DATASET CONTENT.
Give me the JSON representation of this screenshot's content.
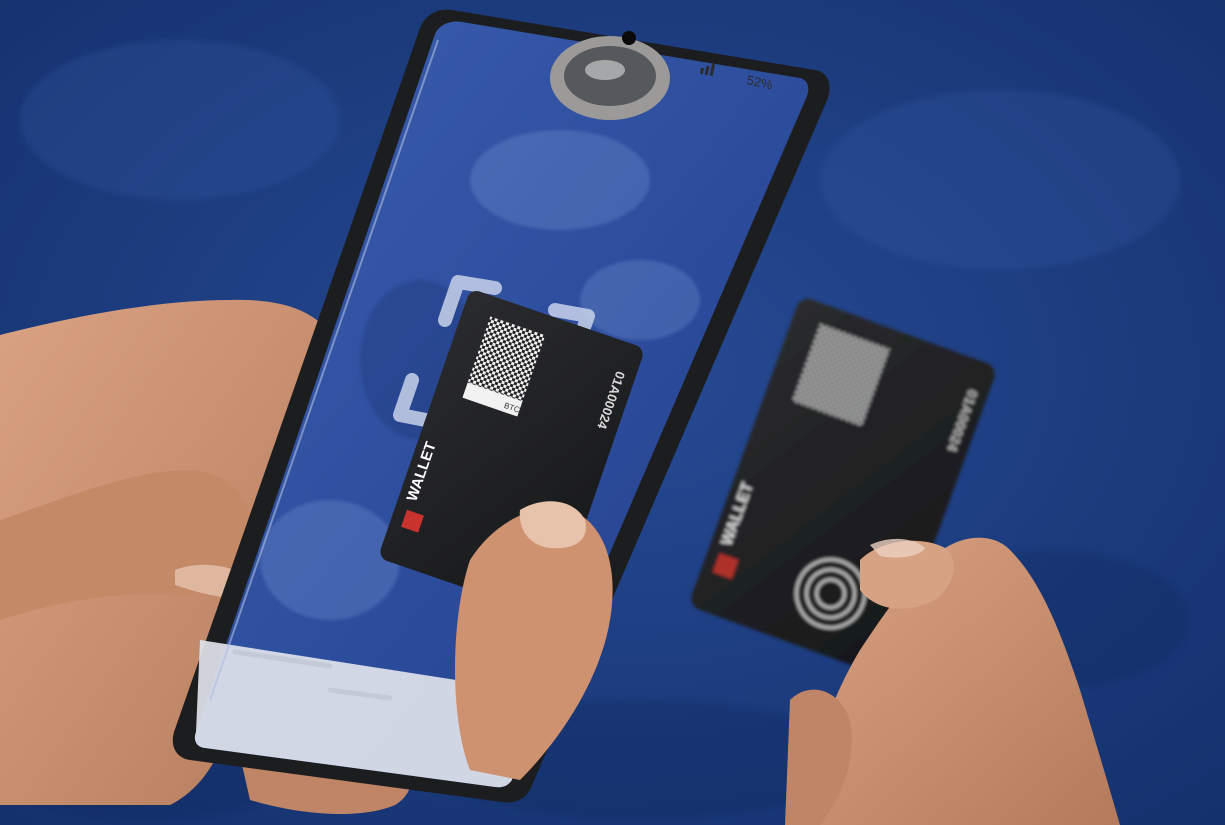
{
  "photo": {
    "subject": "Two hands with a smartphone scanning a WALLET card, and the physical card held in the other hand",
    "colors": {
      "carpet": "#1f3f86",
      "carpet_dark": "#142f6e",
      "phone_case": "#1b1d1f",
      "card": "#1e1f21",
      "skin": "#c98f6f",
      "wallet_red": "#c8332e"
    }
  },
  "phone": {
    "status_bar": {
      "battery": "52%"
    },
    "camera_overlay": {
      "viewfinder": "scan-frame"
    }
  },
  "card_on_screen": {
    "brand": "WALLET",
    "serial": "01A00024",
    "badge": "BTC"
  },
  "card_in_hand": {
    "brand": "WALLET",
    "serial": "01A00024"
  }
}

WHAT IS EXPECTED. Reproduce each entry verbatim, excluding any embedded images.

FINISHED EXERCISE.
Give me the JSON representation of this screenshot's content.
{
  "photo": {
    "subject": "Two hands with a smartphone scanning a WALLET card, and the physical card held in the other hand",
    "colors": {
      "carpet": "#1f3f86",
      "carpet_dark": "#142f6e",
      "phone_case": "#1b1d1f",
      "card": "#1e1f21",
      "skin": "#c98f6f",
      "wallet_red": "#c8332e"
    }
  },
  "phone": {
    "status_bar": {
      "battery": "52%"
    },
    "camera_overlay": {
      "viewfinder": "scan-frame"
    }
  },
  "card_on_screen": {
    "brand": "WALLET",
    "serial": "01A00024",
    "badge": "BTC"
  },
  "card_in_hand": {
    "brand": "WALLET",
    "serial": "01A00024"
  }
}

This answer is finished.